**The exercise**
Repeat, exactly and in full, the lines of the listing below, but without any pictures.
————————
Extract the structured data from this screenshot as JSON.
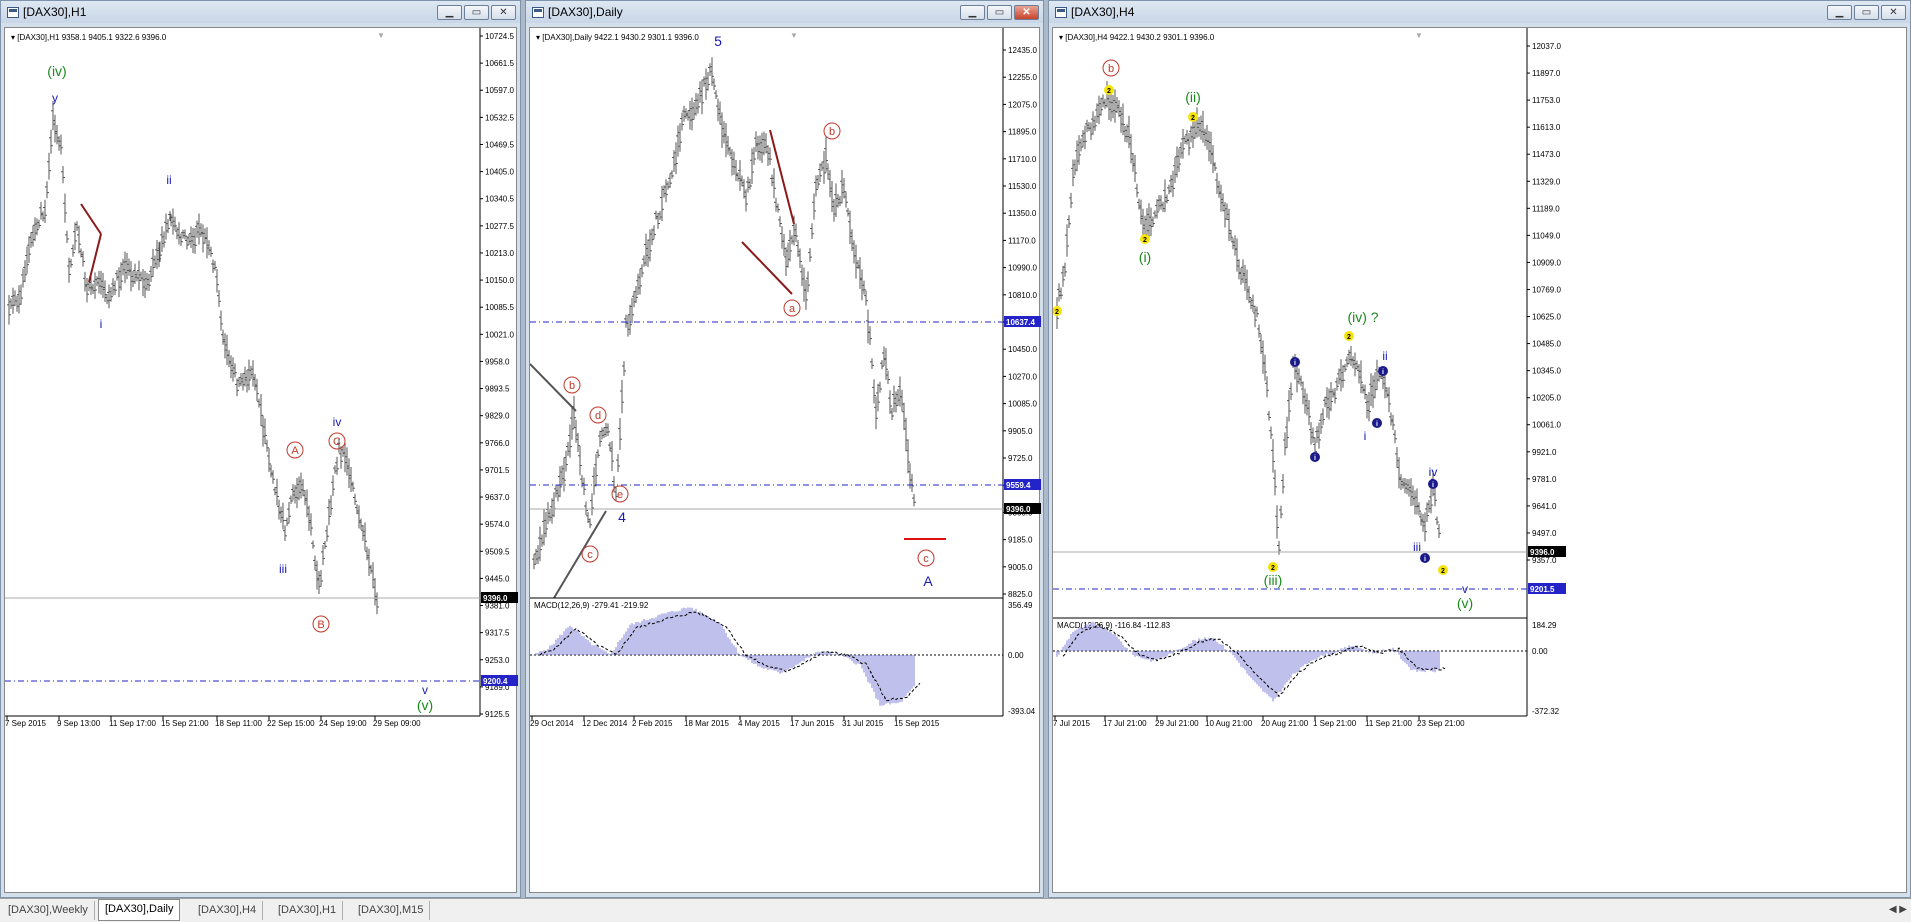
{
  "windows": [
    {
      "title": "[DAX30],H1",
      "info": "[DAX30],H1  9358.1 9405.1 9322.6 9396.0",
      "price_levels": [
        "10724.5",
        "10661.5",
        "10597.0",
        "10532.5",
        "10469.5",
        "10405.0",
        "10340.5",
        "10277.5",
        "10213.0",
        "10150.0",
        "10085.5",
        "10021.0",
        "9958.0",
        "9893.5",
        "9829.0",
        "9766.0",
        "9701.5",
        "9637.0",
        "9574.0",
        "9509.5",
        "9445.0",
        "9381.0",
        "9317.5",
        "9253.0",
        "9189.0",
        "9125.5"
      ],
      "time_labels": [
        "7 Sep 2015",
        "9 Sep 13:00",
        "11 Sep 17:00",
        "15 Sep 21:00",
        "18 Sep 11:00",
        "22 Sep 15:00",
        "24 Sep 19:00",
        "29 Sep 09:00"
      ],
      "hlines": [
        {
          "label": "9200.4",
          "value": 9200.4
        }
      ],
      "current_price": "9396.0",
      "wave_labels": {
        "iv_green": "(iv)",
        "y": "y",
        "ii": "ii",
        "i": "i",
        "iii": "iii",
        "A_circ": "A",
        "B_circ": "B",
        "C_circ": "C",
        "iv": "iv",
        "v": "v",
        "v_green": "(v)"
      }
    },
    {
      "title": "[DAX30],Daily",
      "info": "[DAX30],Daily  9422.1 9430.2 9301.1 9396.0",
      "price_levels": [
        "12435.0",
        "12255.0",
        "12075.0",
        "11895.0",
        "11710.0",
        "11530.0",
        "11350.0",
        "11170.0",
        "10990.0",
        "10810.0",
        "10630.0",
        "10450.0",
        "10270.0",
        "10085.0",
        "9905.0",
        "9725.0",
        "9545.0",
        "9365.0",
        "9185.0",
        "9005.0",
        "8825.0"
      ],
      "time_labels": [
        "29 Oct 2014",
        "12 Dec 2014",
        "2 Feb 2015",
        "18 Mar 2015",
        "4 May 2015",
        "17 Jun 2015",
        "31 Jul 2015",
        "15 Sep 2015"
      ],
      "hlines": [
        {
          "label": "10637.4",
          "value": 10637.4
        },
        {
          "label": "9559.4",
          "value": 9559.4
        }
      ],
      "current_price": "9396.0",
      "macd_info": "MACD(12,26,9) -279.41 -219.92",
      "macd_levels": [
        "356.49",
        "0.00",
        "-393.04"
      ],
      "wave_labels": {
        "five": "5",
        "four": "4",
        "A": "A",
        "a": "a",
        "b_top": "b",
        "b_left": "b",
        "c_left": "c",
        "c_right": "c",
        "d": "d",
        "e": "e"
      }
    },
    {
      "title": "[DAX30],H4",
      "info": "[DAX30],H4  9422.1 9430.2 9301.1 9396.0",
      "price_levels": [
        "12037.0",
        "11897.0",
        "11753.0",
        "11613.0",
        "11473.0",
        "11329.0",
        "11189.0",
        "11049.0",
        "10909.0",
        "10769.0",
        "10625.0",
        "10485.0",
        "10345.0",
        "10205.0",
        "10061.0",
        "9921.0",
        "9781.0",
        "9641.0",
        "9497.0",
        "9357.0"
      ],
      "time_labels": [
        "7 Jul 2015",
        "17 Jul 21:00",
        "29 Jul 21:00",
        "10 Aug 21:00",
        "20 Aug 21:00",
        "1 Sep 21:00",
        "11 Sep 21:00",
        "23 Sep 21:00"
      ],
      "hlines": [
        {
          "label": "9201.5",
          "value": 9201.5
        }
      ],
      "current_price": "9396.0",
      "macd_info": "MACD(12,26,9) -116.84 -112.83",
      "macd_levels": [
        "184.29",
        "0.00",
        "-372.32"
      ],
      "wave_labels": {
        "b": "b",
        "ii_green": "(ii)",
        "i_green": "(i)",
        "iv_green": "(iv) ?",
        "iii_green": "(iii)",
        "v_green": "(v)",
        "ii": "ii",
        "i": "i",
        "iv": "iv",
        "iii": "iii",
        "v": "v"
      }
    }
  ],
  "tabs": [
    "[DAX30],Weekly",
    "[DAX30],Daily",
    "[DAX30],H4",
    "[DAX30],H1",
    "[DAX30],M15"
  ],
  "active_tab": "[DAX30],Daily",
  "colors": {
    "bars": "#555555",
    "wave_red": "#c0392b",
    "wave_blue": "#1a1ab4",
    "wave_green": "#1a8a1a",
    "hline": "#2323c8",
    "macd": "#8080d8"
  }
}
————————
**Answer to this task**
Extract the structured data from this screenshot as JSON.
{
  "windows": [
    {
      "title": "[DAX30],H1",
      "info": "[DAX30],H1  9358.1 9405.1 9322.6 9396.0",
      "price_levels": [
        "10724.5",
        "10661.5",
        "10597.0",
        "10532.5",
        "10469.5",
        "10405.0",
        "10340.5",
        "10277.5",
        "10213.0",
        "10150.0",
        "10085.5",
        "10021.0",
        "9958.0",
        "9893.5",
        "9829.0",
        "9766.0",
        "9701.5",
        "9637.0",
        "9574.0",
        "9509.5",
        "9445.0",
        "9381.0",
        "9317.5",
        "9253.0",
        "9189.0",
        "9125.5"
      ],
      "time_labels": [
        "7 Sep 2015",
        "9 Sep 13:00",
        "11 Sep 17:00",
        "15 Sep 21:00",
        "18 Sep 11:00",
        "22 Sep 15:00",
        "24 Sep 19:00",
        "29 Sep 09:00"
      ],
      "hlines": [
        {
          "label": "9200.4",
          "value": 9200.4
        }
      ],
      "current_price": "9396.0",
      "wave_labels": {
        "iv_green": "(iv)",
        "y": "y",
        "ii": "ii",
        "i": "i",
        "iii": "iii",
        "A_circ": "A",
        "B_circ": "B",
        "C_circ": "C",
        "iv": "iv",
        "v": "v",
        "v_green": "(v)"
      }
    },
    {
      "title": "[DAX30],Daily",
      "info": "[DAX30],Daily  9422.1 9430.2 9301.1 9396.0",
      "price_levels": [
        "12435.0",
        "12255.0",
        "12075.0",
        "11895.0",
        "11710.0",
        "11530.0",
        "11350.0",
        "11170.0",
        "10990.0",
        "10810.0",
        "10630.0",
        "10450.0",
        "10270.0",
        "10085.0",
        "9905.0",
        "9725.0",
        "9545.0",
        "9365.0",
        "9185.0",
        "9005.0",
        "8825.0"
      ],
      "time_labels": [
        "29 Oct 2014",
        "12 Dec 2014",
        "2 Feb 2015",
        "18 Mar 2015",
        "4 May 2015",
        "17 Jun 2015",
        "31 Jul 2015",
        "15 Sep 2015"
      ],
      "hlines": [
        {
          "label": "10637.4",
          "value": 10637.4
        },
        {
          "label": "9559.4",
          "value": 9559.4
        }
      ],
      "current_price": "9396.0",
      "macd_info": "MACD(12,26,9) -279.41 -219.92",
      "macd_levels": [
        "356.49",
        "0.00",
        "-393.04"
      ],
      "wave_labels": {
        "five": "5",
        "four": "4",
        "A": "A",
        "a": "a",
        "b_top": "b",
        "b_left": "b",
        "c_left": "c",
        "c_right": "c",
        "d": "d",
        "e": "e"
      }
    },
    {
      "title": "[DAX30],H4",
      "info": "[DAX30],H4  9422.1 9430.2 9301.1 9396.0",
      "price_levels": [
        "12037.0",
        "11897.0",
        "11753.0",
        "11613.0",
        "11473.0",
        "11329.0",
        "11189.0",
        "11049.0",
        "10909.0",
        "10769.0",
        "10625.0",
        "10485.0",
        "10345.0",
        "10205.0",
        "10061.0",
        "9921.0",
        "9781.0",
        "9641.0",
        "9497.0",
        "9357.0"
      ],
      "time_labels": [
        "7 Jul 2015",
        "17 Jul 21:00",
        "29 Jul 21:00",
        "10 Aug 21:00",
        "20 Aug 21:00",
        "1 Sep 21:00",
        "11 Sep 21:00",
        "23 Sep 21:00"
      ],
      "hlines": [
        {
          "label": "9201.5",
          "value": 9201.5
        }
      ],
      "current_price": "9396.0",
      "macd_info": "MACD(12,26,9) -116.84 -112.83",
      "macd_levels": [
        "184.29",
        "0.00",
        "-372.32"
      ],
      "wave_labels": {
        "b": "b",
        "ii_green": "(ii)",
        "i_green": "(i)",
        "iv_green": "(iv) ?",
        "iii_green": "(iii)",
        "v_green": "(v)",
        "ii": "ii",
        "i": "i",
        "iv": "iv",
        "iii": "iii",
        "v": "v"
      }
    }
  ],
  "tabs": [
    "[DAX30],Weekly",
    "[DAX30],Daily",
    "[DAX30],H4",
    "[DAX30],H1",
    "[DAX30],M15"
  ],
  "active_tab": "[DAX30],Daily",
  "colors": {
    "bars": "#555555",
    "wave_red": "#c0392b",
    "wave_blue": "#1a1ab4",
    "wave_green": "#1a8a1a",
    "hline": "#2323c8",
    "macd": "#8080d8"
  }
}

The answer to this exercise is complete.